● **Your goal**
Reproduce the full listing that appears beneath this instruction exactly.

● **Input for this task**
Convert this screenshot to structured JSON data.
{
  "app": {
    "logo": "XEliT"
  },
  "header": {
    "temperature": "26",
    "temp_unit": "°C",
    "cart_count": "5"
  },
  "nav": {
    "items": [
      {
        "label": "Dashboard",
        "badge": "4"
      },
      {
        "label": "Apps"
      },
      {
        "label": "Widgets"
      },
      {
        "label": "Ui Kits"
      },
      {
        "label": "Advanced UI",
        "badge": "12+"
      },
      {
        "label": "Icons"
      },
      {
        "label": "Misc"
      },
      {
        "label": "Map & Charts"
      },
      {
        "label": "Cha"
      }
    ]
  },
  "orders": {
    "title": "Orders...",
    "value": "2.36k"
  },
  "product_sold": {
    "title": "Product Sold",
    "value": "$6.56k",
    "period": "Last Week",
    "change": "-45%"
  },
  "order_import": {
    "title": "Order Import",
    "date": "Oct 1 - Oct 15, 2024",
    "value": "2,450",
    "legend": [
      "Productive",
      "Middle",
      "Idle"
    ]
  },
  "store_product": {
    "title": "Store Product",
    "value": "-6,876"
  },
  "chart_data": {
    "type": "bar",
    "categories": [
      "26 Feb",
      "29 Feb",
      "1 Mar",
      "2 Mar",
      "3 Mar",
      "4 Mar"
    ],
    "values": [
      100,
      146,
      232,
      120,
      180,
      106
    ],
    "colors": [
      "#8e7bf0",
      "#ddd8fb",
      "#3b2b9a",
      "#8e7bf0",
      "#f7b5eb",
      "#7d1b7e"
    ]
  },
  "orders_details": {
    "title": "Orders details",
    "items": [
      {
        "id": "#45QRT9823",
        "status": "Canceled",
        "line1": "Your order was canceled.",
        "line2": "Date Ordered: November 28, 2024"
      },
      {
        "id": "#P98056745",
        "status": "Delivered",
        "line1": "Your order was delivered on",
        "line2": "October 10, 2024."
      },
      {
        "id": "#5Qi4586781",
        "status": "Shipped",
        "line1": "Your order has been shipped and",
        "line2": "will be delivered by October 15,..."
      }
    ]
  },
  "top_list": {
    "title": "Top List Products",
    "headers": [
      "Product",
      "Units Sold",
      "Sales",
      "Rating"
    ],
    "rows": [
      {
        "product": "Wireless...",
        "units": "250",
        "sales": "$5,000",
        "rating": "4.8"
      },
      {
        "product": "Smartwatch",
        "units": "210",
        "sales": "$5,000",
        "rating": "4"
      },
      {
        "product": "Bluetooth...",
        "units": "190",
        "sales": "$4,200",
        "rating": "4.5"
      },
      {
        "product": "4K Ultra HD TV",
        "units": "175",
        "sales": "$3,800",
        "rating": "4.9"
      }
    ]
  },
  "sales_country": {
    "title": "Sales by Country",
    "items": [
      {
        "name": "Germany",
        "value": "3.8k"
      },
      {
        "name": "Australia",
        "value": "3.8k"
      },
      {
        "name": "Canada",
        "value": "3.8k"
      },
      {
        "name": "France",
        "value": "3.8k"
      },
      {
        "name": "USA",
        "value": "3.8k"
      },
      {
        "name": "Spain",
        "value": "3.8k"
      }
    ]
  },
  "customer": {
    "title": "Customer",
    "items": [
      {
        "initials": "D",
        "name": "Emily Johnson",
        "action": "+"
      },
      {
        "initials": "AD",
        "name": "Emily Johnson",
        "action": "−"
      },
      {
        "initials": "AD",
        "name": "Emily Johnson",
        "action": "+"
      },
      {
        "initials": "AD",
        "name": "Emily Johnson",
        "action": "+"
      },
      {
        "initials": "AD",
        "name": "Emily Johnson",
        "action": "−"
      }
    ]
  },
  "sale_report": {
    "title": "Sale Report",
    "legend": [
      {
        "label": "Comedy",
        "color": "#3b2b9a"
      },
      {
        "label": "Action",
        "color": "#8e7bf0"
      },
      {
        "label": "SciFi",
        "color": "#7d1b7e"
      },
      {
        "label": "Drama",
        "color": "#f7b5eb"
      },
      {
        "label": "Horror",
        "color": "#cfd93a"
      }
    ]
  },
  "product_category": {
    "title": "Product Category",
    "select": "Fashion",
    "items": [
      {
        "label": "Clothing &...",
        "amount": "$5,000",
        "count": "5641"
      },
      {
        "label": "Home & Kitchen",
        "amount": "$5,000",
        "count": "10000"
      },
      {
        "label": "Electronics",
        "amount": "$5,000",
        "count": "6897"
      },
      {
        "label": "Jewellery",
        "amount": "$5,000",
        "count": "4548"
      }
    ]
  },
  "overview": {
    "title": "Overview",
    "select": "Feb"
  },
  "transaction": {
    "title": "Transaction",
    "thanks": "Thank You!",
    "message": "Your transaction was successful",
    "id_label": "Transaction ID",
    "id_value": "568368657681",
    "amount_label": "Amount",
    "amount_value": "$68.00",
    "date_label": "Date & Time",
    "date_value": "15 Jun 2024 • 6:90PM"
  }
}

● **Solution to the problem**
Convert this screenshot to structured JSON data.
{
  "app": {
    "logo": "XEliT"
  },
  "header": {
    "temperature": "26",
    "temp_unit": "°C",
    "cart_count": "5"
  },
  "nav": {
    "items": [
      {
        "label": "Dashboard",
        "badge": "4"
      },
      {
        "label": "Apps"
      },
      {
        "label": "Widgets"
      },
      {
        "label": "Ui Kits"
      },
      {
        "label": "Advanced UI",
        "badge": "12+"
      },
      {
        "label": "Icons"
      },
      {
        "label": "Misc"
      },
      {
        "label": "Map & Charts"
      },
      {
        "label": "Cha"
      }
    ]
  },
  "orders": {
    "title": "Orders...",
    "value": "2.36k"
  },
  "product_sold": {
    "title": "Product Sold",
    "value": "$6.56k",
    "period": "Last Week",
    "change": "-45%"
  },
  "order_import": {
    "title": "Order Import",
    "date": "Oct 1 - Oct 15, 2024",
    "value": "2,450",
    "legend": [
      "Productive",
      "Middle",
      "Idle"
    ]
  },
  "store_product": {
    "title": "Store Product",
    "value": "-6,876"
  },
  "chart_data": {
    "type": "bar",
    "categories": [
      "26 Feb",
      "29 Feb",
      "1 Mar",
      "2 Mar",
      "3 Mar",
      "4 Mar"
    ],
    "values": [
      100,
      146,
      232,
      120,
      180,
      106
    ],
    "colors": [
      "#8e7bf0",
      "#ddd8fb",
      "#3b2b9a",
      "#8e7bf0",
      "#f7b5eb",
      "#7d1b7e"
    ]
  },
  "orders_details": {
    "title": "Orders details",
    "items": [
      {
        "id": "#45QRT9823",
        "status": "Canceled",
        "line1": "Your order was canceled.",
        "line2": "Date Ordered: November 28, 2024"
      },
      {
        "id": "#P98056745",
        "status": "Delivered",
        "line1": "Your order was delivered on",
        "line2": "October 10, 2024."
      },
      {
        "id": "#5Qi4586781",
        "status": "Shipped",
        "line1": "Your order has been shipped and",
        "line2": "will be delivered by October 15,..."
      }
    ]
  },
  "top_list": {
    "title": "Top List Products",
    "headers": [
      "Product",
      "Units Sold",
      "Sales",
      "Rating"
    ],
    "rows": [
      {
        "product": "Wireless...",
        "units": "250",
        "sales": "$5,000",
        "rating": "4.8"
      },
      {
        "product": "Smartwatch",
        "units": "210",
        "sales": "$5,000",
        "rating": "4"
      },
      {
        "product": "Bluetooth...",
        "units": "190",
        "sales": "$4,200",
        "rating": "4.5"
      },
      {
        "product": "4K Ultra HD TV",
        "units": "175",
        "sales": "$3,800",
        "rating": "4.9"
      }
    ]
  },
  "sales_country": {
    "title": "Sales by Country",
    "items": [
      {
        "name": "Germany",
        "value": "3.8k"
      },
      {
        "name": "Australia",
        "value": "3.8k"
      },
      {
        "name": "Canada",
        "value": "3.8k"
      },
      {
        "name": "France",
        "value": "3.8k"
      },
      {
        "name": "USA",
        "value": "3.8k"
      },
      {
        "name": "Spain",
        "value": "3.8k"
      }
    ]
  },
  "customer": {
    "title": "Customer",
    "items": [
      {
        "initials": "D",
        "name": "Emily Johnson",
        "action": "+"
      },
      {
        "initials": "AD",
        "name": "Emily Johnson",
        "action": "−"
      },
      {
        "initials": "AD",
        "name": "Emily Johnson",
        "action": "+"
      },
      {
        "initials": "AD",
        "name": "Emily Johnson",
        "action": "+"
      },
      {
        "initials": "AD",
        "name": "Emily Johnson",
        "action": "−"
      }
    ]
  },
  "sale_report": {
    "title": "Sale Report",
    "legend": [
      {
        "label": "Comedy",
        "color": "#3b2b9a"
      },
      {
        "label": "Action",
        "color": "#8e7bf0"
      },
      {
        "label": "SciFi",
        "color": "#7d1b7e"
      },
      {
        "label": "Drama",
        "color": "#f7b5eb"
      },
      {
        "label": "Horror",
        "color": "#cfd93a"
      }
    ]
  },
  "product_category": {
    "title": "Product Category",
    "select": "Fashion",
    "items": [
      {
        "label": "Clothing &...",
        "amount": "$5,000",
        "count": "5641"
      },
      {
        "label": "Home & Kitchen",
        "amount": "$5,000",
        "count": "10000"
      },
      {
        "label": "Electronics",
        "amount": "$5,000",
        "count": "6897"
      },
      {
        "label": "Jewellery",
        "amount": "$5,000",
        "count": "4548"
      }
    ]
  },
  "overview": {
    "title": "Overview",
    "select": "Feb"
  },
  "transaction": {
    "title": "Transaction",
    "thanks": "Thank You!",
    "message": "Your transaction was successful",
    "id_label": "Transaction ID",
    "id_value": "568368657681",
    "amount_label": "Amount",
    "amount_value": "$68.00",
    "date_label": "Date & Time",
    "date_value": "15 Jun 2024 • 6:90PM"
  }
}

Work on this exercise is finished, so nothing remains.